BEGIN Source document

The riser will in a typical arrangement not only extend upwards continually from the flowline in a straight way, but the riser will have several areas with bends and local dips where fluids can accumulate. The end of the flexible tubular can be placed in such a bend or a local dip to draw the liquid out of that area. By removing the liquid from the riser a surge of liquid in which collected liquid suddenly moves upwards can be prevented. If the amount of liquid accumulating in one area is large enough to take up the entire cross sectional area then a liquid plug can be formed which blocks the flow of gas and causes fluctuations of pressure. The flexible tubing can be extended into the plug such that the plug of liquid can be removed by suction from the flexible tubing.

However, also without local depressions of the riser where liquid can accumulate as a plug there can be a problem of liquid surging. Gas condensate typically accumulates along the walls of the riser while the central area of the riser remains free for gas to flow through. By way of example, liquid condensate along the walls can occupy from 5% to 20% of the cross sectional area. This problem occurs also in risers which extend continuously upwards. The liquid will move upwards under the influence of the upwards gas flow through the centre of the riser. The upwards movement of the liquid is not a stable process due to the opposite forces of gravity and friction of the riser walls, and the instability causes waves of liquid and liquid surging instead of a steady flow. The flexible tubing is used to remove the liquid to reduce the cross sectional area taken up by fluid and to reduce the overall amount of fluid, thereby mitigating the liquid surging.

END Source document

(Problem statement)
According to the passage on riser liquid surging, what share of the riser's cross sectional area can condensate along the walls occupy?

BEGIN Given information

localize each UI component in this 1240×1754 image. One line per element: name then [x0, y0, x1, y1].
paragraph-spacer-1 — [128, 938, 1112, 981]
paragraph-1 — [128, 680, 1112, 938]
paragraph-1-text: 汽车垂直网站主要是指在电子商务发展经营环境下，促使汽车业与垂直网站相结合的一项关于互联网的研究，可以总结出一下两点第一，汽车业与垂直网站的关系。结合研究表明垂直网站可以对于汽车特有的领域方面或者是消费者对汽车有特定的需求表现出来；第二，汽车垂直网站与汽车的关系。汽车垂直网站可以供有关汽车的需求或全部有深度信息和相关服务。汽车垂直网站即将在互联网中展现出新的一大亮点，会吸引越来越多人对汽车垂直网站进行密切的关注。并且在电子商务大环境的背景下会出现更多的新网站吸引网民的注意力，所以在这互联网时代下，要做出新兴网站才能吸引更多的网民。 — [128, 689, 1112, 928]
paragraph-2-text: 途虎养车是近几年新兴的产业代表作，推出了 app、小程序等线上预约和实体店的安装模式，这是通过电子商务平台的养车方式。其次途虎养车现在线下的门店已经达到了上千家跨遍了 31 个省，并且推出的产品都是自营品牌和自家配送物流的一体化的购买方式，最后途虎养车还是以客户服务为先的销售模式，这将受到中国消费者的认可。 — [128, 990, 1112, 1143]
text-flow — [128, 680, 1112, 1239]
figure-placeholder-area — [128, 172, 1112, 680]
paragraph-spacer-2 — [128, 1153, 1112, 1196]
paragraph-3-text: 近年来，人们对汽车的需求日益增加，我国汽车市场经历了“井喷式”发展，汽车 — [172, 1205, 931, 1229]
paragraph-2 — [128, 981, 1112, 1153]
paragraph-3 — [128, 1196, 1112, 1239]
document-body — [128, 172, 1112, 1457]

END Given information
BEGIN Given information

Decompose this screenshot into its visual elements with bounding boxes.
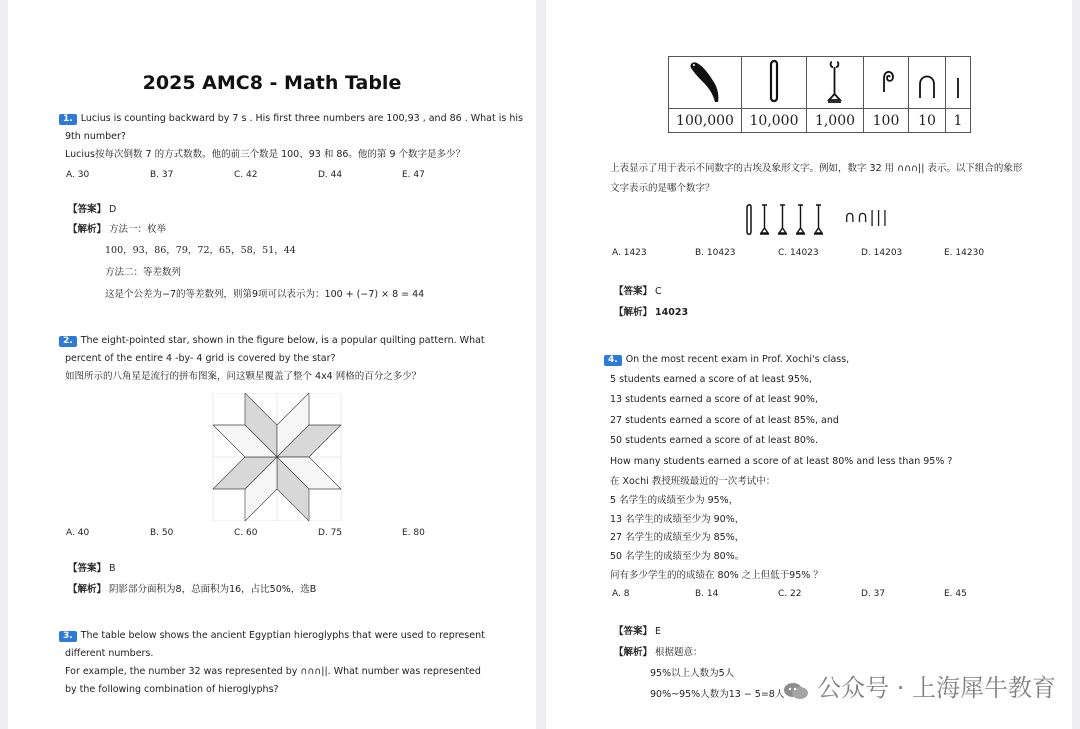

END Given information

(Result for this exercise)
From 5% to 20%.